DATA RECORDS
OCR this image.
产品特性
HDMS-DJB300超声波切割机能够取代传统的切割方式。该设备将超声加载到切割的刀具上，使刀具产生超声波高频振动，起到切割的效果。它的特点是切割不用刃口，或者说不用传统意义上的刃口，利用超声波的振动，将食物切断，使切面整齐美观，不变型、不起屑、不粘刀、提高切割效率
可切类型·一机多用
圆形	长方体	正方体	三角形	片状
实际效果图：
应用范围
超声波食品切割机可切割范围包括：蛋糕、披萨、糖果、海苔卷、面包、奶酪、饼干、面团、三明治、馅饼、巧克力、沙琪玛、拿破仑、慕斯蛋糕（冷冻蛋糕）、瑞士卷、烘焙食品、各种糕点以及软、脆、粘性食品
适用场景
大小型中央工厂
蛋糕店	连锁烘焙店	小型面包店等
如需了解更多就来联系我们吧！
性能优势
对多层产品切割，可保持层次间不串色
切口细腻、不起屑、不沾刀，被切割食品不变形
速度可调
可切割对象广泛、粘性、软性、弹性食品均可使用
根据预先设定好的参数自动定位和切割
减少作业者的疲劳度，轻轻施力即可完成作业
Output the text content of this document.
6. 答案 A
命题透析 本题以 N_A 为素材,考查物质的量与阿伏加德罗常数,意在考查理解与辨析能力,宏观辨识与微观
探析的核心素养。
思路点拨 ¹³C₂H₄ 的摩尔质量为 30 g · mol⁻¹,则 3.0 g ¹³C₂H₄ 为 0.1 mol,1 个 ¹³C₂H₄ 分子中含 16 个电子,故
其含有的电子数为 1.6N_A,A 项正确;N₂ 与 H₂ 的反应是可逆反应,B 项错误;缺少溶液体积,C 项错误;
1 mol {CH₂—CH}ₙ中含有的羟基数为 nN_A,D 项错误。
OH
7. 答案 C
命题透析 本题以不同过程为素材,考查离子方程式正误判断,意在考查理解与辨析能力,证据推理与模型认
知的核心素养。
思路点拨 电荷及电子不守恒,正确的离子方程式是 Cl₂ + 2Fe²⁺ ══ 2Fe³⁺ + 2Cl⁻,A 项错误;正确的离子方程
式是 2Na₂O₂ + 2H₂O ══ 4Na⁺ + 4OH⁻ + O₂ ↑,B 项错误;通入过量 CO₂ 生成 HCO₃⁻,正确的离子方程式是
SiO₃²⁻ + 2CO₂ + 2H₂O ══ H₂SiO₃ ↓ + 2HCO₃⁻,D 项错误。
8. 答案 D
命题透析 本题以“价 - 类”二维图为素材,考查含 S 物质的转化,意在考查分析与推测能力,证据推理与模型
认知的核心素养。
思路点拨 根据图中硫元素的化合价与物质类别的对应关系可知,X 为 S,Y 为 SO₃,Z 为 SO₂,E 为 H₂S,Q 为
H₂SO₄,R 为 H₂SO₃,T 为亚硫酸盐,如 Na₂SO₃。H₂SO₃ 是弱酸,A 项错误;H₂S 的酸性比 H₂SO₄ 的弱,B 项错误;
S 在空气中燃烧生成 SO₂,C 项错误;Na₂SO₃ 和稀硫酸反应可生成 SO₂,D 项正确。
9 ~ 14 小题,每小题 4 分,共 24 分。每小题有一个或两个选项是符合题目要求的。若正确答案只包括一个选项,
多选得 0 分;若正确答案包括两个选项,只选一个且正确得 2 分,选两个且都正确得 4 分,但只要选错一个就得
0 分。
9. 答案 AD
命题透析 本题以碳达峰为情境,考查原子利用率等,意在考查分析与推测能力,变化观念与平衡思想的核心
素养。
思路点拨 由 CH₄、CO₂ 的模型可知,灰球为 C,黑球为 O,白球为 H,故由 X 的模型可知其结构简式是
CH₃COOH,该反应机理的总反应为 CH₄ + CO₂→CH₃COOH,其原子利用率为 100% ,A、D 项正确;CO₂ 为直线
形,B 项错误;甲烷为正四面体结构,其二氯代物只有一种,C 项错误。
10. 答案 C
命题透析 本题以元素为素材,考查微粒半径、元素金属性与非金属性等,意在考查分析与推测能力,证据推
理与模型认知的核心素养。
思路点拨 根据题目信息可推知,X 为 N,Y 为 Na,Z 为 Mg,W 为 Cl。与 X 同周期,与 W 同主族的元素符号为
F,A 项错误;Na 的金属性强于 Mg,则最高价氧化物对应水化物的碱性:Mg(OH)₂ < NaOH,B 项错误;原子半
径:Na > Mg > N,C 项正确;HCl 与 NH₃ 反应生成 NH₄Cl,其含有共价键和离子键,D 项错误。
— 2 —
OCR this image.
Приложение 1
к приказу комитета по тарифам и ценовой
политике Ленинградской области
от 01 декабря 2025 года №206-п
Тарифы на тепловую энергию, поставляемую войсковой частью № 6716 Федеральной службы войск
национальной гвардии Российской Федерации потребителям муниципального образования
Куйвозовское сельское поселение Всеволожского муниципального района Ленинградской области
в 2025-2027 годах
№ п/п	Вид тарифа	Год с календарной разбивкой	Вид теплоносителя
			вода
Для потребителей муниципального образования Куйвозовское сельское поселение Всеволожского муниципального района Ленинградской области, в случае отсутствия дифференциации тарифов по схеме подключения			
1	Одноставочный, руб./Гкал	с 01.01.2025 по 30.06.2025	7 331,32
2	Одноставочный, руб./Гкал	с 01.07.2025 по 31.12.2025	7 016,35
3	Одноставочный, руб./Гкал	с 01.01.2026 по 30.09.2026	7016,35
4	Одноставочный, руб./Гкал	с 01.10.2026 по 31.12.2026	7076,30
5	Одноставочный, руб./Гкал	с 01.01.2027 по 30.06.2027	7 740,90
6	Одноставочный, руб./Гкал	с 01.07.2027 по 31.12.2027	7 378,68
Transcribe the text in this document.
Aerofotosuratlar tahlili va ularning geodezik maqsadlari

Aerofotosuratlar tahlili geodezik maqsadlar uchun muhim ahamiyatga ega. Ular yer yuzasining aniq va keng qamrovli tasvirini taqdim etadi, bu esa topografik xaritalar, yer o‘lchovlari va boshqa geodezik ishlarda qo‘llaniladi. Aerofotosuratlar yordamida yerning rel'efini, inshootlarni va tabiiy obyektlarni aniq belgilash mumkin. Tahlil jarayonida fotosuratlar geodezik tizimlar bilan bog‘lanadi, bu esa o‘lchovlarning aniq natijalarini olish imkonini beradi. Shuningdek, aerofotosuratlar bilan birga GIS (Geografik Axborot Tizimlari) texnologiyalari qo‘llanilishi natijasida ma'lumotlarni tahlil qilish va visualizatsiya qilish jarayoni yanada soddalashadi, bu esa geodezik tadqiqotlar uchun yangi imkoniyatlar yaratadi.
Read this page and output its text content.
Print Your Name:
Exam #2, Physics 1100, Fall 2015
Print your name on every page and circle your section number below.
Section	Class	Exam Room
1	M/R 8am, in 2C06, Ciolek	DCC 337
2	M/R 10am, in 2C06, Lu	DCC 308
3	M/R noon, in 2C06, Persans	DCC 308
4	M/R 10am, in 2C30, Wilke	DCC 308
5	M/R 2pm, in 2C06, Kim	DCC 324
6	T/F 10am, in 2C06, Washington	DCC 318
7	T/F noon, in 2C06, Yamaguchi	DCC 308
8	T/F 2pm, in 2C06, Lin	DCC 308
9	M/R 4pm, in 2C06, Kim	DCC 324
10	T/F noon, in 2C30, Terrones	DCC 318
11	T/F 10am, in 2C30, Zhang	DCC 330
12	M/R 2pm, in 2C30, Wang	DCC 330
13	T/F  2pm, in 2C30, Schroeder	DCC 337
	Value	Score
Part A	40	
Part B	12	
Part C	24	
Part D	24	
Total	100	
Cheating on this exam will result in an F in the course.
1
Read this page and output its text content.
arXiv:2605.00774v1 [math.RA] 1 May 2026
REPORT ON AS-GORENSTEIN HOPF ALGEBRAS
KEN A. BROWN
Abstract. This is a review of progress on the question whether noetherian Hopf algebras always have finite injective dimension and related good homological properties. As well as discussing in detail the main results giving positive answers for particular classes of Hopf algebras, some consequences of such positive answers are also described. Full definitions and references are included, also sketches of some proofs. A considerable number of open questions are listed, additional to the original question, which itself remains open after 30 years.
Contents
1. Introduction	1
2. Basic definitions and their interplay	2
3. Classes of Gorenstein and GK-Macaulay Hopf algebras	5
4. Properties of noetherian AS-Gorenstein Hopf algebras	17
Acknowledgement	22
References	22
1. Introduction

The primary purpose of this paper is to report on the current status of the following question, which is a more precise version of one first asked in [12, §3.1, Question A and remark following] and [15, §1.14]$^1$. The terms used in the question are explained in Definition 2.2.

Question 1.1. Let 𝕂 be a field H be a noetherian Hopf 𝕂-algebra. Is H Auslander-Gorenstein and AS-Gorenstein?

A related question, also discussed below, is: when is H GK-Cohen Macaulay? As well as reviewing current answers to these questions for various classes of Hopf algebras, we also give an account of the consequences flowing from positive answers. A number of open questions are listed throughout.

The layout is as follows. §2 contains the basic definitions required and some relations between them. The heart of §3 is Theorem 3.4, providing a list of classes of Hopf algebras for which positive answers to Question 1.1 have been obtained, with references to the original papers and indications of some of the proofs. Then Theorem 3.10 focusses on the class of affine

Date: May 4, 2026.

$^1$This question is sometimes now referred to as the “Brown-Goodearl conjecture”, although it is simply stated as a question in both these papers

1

TASK REQUIREMENTS
Go through the lines above. Select every one that has the string "Гкал".

FINISHED EXERCISE
1	Одноставочный, руб./Гкал	с 01.01.2025 по 30.06.2025	7 331,32
2	Одноставочный, руб./Гкал	с 01.07.2025 по 31.12.2025	7 016,35
3	Одноставочный, руб./Гкал	с 01.01.2026 по 30.09.2026	7016,35
4	Одноставочный, руб./Гкал	с 01.10.2026 по 31.12.2026	7076,30
5	Одноставочный, руб./Гкал	с 01.01.2027 по 30.06.2027	7 740,90
6	Одноставочный, руб./Гкал	с 01.07.2027 по 31.12.2027	7 378,68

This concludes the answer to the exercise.